Краткое задание 1:
Соответствуют ли отрывку о Кропоткине утверждения (a), (b) и (c)? Ответьте «да» или «нет» и приведите решающие слова отрывка точной цитатой.
(a) Кропоткин призывал производить продукцию для анонимного рынка.
(b) В отрывке утверждается, что сейчас происходит возврат к средневековому ремеслу.
(c) Безличность названа среди черт индустриализма, которые критикуют анархисты.
Краткое задание 2: Верните дословно фрагмент отрывка о Кропоткине от слов "Кропоткин выступал против" вплоть до слов "индивидуальным требованиям потребителя." включительно.
Краткое задание 3:
Ответьте на вопросы по отрывку о Кропоткине.
(a) Какой лозунг, согласно отрывку, современный маркетинг написал на своих знаменах?
(b) Какие черты индустриализма названы критикуемыми анархистами?
(c) Как в отрывке названо то, что охватило мировую экономику на исторически не очень долгий срок?

Исходный отрывок:
Кропоткин выступал против производства продукции для анонимного, безличного рынка и призывал вернуться к системе, когда производитель работает для известных ему покупателей — но это является важнейшей тенденцией всего современного маркетинга, написавшего на своих знаменах лозунг «кастомизации», то есть адаптации продукции к индивидуальным требованиям потребителя.
Разумеется, никакого возврата к средневековому ремеслу и крестьянским общинам не происходит, мы можем говорить только об аналогиях (порою — отдаленных), и в то же время создается впечатление, что некоторые критикуемые анархистами черты индустриализма — такие, как иерархизм, гигантизм, безличность — были во многом временным «помрачением», охватившим мировую экономику на исторически не очень долгий срок, так что теперь явственно просматривается тенденция ухода этого «помрачения» из многих секторов экономики и политики.

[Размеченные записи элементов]
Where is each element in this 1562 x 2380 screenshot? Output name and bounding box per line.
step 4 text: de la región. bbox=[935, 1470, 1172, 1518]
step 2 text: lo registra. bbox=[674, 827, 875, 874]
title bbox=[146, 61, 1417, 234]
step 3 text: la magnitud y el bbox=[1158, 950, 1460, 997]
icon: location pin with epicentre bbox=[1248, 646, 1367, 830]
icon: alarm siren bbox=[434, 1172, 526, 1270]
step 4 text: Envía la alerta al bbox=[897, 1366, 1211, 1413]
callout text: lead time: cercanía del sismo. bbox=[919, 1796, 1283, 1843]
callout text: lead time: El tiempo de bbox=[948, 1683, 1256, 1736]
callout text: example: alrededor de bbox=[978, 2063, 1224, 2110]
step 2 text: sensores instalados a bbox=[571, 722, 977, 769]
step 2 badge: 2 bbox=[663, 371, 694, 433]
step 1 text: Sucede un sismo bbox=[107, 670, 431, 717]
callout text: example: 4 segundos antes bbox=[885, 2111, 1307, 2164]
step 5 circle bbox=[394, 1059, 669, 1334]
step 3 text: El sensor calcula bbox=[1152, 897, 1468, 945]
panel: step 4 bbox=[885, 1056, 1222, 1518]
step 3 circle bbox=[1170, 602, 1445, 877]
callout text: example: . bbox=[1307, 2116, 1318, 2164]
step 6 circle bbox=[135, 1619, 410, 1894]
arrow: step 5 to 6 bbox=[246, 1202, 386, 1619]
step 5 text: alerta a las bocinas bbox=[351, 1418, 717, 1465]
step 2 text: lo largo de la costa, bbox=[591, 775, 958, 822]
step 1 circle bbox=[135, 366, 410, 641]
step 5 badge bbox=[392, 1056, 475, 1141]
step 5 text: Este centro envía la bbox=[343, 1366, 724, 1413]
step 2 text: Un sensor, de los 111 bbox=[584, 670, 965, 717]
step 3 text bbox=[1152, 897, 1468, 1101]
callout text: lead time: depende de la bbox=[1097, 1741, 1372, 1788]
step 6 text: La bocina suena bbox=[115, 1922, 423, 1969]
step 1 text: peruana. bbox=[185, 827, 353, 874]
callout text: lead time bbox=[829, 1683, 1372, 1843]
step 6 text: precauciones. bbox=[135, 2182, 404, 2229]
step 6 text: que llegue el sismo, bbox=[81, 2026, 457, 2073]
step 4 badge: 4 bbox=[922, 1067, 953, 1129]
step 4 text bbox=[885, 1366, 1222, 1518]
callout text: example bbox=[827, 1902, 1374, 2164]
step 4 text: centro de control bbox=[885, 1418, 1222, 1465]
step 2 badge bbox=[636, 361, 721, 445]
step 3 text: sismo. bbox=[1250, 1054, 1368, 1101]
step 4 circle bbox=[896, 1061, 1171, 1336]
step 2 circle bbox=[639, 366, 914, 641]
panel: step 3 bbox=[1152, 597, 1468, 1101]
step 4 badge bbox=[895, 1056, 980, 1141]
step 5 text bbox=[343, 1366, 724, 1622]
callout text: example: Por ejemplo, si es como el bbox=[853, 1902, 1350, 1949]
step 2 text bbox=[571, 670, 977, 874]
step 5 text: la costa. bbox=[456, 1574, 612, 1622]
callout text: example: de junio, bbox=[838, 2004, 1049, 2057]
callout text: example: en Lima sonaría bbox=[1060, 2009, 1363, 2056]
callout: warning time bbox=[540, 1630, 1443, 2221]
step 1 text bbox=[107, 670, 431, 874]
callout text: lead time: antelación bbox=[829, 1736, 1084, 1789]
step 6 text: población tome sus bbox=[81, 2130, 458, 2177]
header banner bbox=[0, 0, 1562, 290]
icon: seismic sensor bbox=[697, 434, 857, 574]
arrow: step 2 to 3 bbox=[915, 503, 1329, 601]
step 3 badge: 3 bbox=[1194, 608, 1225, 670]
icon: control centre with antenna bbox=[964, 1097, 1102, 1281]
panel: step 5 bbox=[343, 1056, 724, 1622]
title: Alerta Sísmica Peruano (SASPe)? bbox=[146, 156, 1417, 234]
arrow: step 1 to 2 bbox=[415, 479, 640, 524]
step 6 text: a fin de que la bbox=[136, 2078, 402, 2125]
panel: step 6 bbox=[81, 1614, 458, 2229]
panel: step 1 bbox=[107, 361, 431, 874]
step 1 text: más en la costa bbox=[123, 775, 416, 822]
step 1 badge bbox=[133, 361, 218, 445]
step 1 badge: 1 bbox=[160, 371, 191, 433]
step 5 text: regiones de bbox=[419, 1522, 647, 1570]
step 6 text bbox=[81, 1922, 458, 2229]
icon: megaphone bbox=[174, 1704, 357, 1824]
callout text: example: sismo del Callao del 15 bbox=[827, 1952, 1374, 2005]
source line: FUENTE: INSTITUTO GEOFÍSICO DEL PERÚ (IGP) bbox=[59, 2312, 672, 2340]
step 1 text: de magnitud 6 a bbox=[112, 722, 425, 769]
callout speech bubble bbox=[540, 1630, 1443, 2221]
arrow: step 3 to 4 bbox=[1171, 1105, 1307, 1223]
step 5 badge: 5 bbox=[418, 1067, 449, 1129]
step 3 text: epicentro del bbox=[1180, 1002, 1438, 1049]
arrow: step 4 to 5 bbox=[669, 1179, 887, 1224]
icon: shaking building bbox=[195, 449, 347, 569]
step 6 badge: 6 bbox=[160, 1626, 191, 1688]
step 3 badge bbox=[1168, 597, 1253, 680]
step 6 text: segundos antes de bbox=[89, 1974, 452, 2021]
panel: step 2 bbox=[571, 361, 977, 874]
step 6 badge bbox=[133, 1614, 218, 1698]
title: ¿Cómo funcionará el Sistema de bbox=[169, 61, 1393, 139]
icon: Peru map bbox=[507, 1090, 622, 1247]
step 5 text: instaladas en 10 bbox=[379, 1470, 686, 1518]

Ответ на задание 1:
(a) Нет: «Кропоткин выступал против производства продукции для анонимного, безличного рынка».
(b) Нет: «никакого возврата к средневековому ремеслу и крестьянским общинам не происходит».
(c) Да: «такие, как иерархизм, гигантизм, безличность».

Ответ на задание 2:
Кропоткин выступал против производства продукции для анонимного, безличного рынка и призывал вернуться к системе, когда производитель работает для известных ему покупателей — но это является важнейшей тенденцией всего современного маркетинга, написавшего на своих знаменах лозунг «кастомизации», то есть адаптации продукции к индивидуальным требованиям потребителя.

Ответ на задание 3:
(a) Лозунг «кастомизации».
(b) Иерархизм, гигантизм, безличность.
(c) Временное «помрачение».